■ Text block ■
Start of Block
The remarks from Fauci, the nation’s top infectious disease expert and President Joe Biden’s chief medical adviser, represent a new assessment from senior U.S. health officials — who had acknowledged in recent weeks that the U.K. strain was more contagious but said there was no evidence suggesting it was more dangerous.

In a report released last Friday, however, the U.K. government’s science advisory group concluded “there is a realistic possibility that infection with” the country’s dominant Covid-19 variant “is associated with an increased risk of death compared to infection with” other strains of the coronavirus.

Fauci called those findings “concerning” in an interview Monday on NBC’s “Today” show. “The data has not come out officially, but taking a look at the preliminary data that the U.K. scientists have analyzed, I’m pretty convinced that there is a degree of increase in seriousness of the actual infection, which we really have to keep an eye on,” he said.

The CDC first warned last month that travelers could bring the newly identified U.K. coronavirus variant into the U.S., and the agency reported earlier this month that the variant could become the dominant strain of the disease in the U.S. as early as March.

Despite the latest analysis of the U.K. variant, Fauci said Monday that U.S. officials were “more concerned” about a separate coronavirus strain in South Africa because of its resistance to antibodies as a form of treatment.

“When you do studies in the test tube, in-vitro studies, it shows that the ability of monoclonal antibodies that have been used for therapy … [are] really impaired in the presence of these particular variants,” Fauci said.
End of Block
■ Dataset extract ■
Start of Block
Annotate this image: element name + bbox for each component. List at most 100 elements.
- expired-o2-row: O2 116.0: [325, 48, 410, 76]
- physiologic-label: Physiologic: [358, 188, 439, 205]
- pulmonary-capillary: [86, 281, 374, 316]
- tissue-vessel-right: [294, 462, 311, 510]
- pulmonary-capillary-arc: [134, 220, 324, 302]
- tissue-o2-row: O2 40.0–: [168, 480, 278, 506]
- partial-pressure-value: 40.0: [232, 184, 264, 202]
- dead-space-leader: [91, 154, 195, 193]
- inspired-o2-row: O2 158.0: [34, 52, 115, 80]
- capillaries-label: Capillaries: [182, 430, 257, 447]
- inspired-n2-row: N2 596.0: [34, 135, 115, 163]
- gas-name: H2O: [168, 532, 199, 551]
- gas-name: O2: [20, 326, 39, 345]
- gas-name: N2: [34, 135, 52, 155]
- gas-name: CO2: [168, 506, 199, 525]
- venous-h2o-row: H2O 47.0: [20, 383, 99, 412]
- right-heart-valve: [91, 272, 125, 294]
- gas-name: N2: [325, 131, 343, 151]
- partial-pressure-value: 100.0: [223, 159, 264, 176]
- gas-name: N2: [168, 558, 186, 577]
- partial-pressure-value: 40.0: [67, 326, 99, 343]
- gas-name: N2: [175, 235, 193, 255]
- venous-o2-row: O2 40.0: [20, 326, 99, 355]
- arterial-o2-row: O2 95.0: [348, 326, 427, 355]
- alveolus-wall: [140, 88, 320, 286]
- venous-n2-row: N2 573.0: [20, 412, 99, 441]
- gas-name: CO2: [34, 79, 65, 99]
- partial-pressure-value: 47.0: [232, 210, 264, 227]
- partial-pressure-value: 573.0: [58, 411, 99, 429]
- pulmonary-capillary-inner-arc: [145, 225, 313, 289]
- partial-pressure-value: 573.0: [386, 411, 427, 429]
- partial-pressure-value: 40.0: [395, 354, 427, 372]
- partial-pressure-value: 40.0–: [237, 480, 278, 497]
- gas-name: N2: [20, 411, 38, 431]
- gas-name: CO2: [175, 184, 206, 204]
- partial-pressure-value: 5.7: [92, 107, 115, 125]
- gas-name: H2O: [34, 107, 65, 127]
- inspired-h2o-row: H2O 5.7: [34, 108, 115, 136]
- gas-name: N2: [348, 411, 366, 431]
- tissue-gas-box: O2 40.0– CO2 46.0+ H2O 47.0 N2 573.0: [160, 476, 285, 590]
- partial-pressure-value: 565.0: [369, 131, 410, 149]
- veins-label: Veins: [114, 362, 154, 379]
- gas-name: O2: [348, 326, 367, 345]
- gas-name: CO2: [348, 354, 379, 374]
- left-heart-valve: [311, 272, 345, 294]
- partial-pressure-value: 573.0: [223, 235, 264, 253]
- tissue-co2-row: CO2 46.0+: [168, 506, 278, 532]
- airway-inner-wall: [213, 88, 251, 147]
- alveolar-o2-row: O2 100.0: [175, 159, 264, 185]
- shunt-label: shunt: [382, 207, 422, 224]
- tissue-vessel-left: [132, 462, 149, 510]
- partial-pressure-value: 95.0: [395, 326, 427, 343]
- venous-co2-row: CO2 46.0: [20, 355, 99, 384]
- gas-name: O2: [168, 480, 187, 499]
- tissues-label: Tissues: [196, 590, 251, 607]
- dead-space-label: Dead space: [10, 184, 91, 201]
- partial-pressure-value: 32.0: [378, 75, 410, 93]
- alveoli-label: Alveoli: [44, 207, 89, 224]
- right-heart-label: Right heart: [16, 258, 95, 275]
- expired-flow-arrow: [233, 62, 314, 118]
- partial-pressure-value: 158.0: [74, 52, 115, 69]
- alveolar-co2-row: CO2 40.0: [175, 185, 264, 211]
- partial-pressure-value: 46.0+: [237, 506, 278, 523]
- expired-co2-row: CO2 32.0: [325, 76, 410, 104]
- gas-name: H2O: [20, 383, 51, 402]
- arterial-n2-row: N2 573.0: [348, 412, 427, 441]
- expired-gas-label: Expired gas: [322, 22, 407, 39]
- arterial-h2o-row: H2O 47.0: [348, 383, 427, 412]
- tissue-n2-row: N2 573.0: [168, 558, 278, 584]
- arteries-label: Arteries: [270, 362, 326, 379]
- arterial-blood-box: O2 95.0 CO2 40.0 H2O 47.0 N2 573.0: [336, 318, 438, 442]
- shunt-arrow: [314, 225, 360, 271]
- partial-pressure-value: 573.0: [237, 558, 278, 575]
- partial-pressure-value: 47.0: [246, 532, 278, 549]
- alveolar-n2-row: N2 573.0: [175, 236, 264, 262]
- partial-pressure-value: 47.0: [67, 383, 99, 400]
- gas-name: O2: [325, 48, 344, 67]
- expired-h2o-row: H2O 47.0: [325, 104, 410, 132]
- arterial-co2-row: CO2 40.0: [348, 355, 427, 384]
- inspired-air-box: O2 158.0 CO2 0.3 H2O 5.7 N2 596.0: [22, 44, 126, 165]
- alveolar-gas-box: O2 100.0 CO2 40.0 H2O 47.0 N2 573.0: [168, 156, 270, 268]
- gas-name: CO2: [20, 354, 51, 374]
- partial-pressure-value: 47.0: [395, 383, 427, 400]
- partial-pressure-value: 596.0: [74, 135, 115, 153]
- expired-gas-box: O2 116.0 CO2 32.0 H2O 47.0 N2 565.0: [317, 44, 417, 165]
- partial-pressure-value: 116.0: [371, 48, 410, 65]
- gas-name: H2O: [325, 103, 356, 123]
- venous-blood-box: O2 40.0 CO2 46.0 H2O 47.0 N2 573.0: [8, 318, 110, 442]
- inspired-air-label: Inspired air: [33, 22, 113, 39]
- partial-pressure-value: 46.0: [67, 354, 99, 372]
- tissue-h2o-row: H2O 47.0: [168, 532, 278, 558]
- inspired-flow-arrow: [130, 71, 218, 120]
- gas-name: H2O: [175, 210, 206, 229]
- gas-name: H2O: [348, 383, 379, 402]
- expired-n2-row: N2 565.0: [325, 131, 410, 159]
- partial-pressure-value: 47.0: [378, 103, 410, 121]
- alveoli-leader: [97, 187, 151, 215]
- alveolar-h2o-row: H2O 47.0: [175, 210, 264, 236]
End of Block
■ Directions ■
a. Please decide whether each statement below agrees with the passage on the U.K. Covid variant above. Answer yes or no, and quote the deciding words of the passage.
(i) Fauci made his remarks in an interview on NBC's "Today" show.
(ii) U.S. officials were more concerned about the U.K. strain than about the strain in South Africa.
(iii) The CDC said the U.K. variant could become the dominant strain in the U.S. as early as March.
b. In the passage on the U.K. Covid variant, what word did Fauci use for the findings of the U.K. government’s science advisory group?
c. Pick up the passage on the U.K. Covid variant where its last sentence ends, and carry it forward.

■ Outputs in order ■
a.
(i) Yes: "in an interview Monday on NBC’s “Today” show"
(ii) No: "U.S. officials were “more concerned” about a separate coronavirus strain in South Africa"
(iii) Yes: "the variant could become the dominant strain of the disease in the U.S. as early as March"

b. He called them "concerning."

c.
“In other words, these monoclonal antibodies don’t nearly work as well as treatment,” he continued. “There is a very slight, modest diminution in the efficacy of a vaccine against it. But there’s enough cushion with the vaccines that we have that we still consider them to be effective against both the U.K. strain and the South African strain.”

Fauci stressed that U.S. officials were taking the new coronavirus strains seriously and warned that the science surrounding the variations will “continue to evolve.” But he also said he did not want Americans “to think, at this point, that the vaccines are not effective against them. They are.”

Still, “we really need to make sure that we begin — and we already have — to prepare, if it’s necessary, to upgrade the vaccines,” Fauci said. “We’re already taking steps in that direction, despite the fact that the vaccines that we have now do work.”

Indeed, Fauci’s remarks Monday came as Moderna — the U.S. drugmaker whose coronavirus vaccine was authorized by the Food and Drug Administration last month — announced that it would develop a booster shot to improve vaccine efficacy against emerging coronavirus variations.

And later Monday, Biden is expected to announce another round of coronavirus-related travel restrictions, including a new ban on most non-U.S. citizens traveling from South Africa and a reinstated ban on most non-U.S. travelers coming from Brazil, the U.K. and dozens of European countries.

Fauci described those actions by Biden as “very prudent,” adding: “We’re really taking very seriously the potential for the influx of these types of mutants into the country.”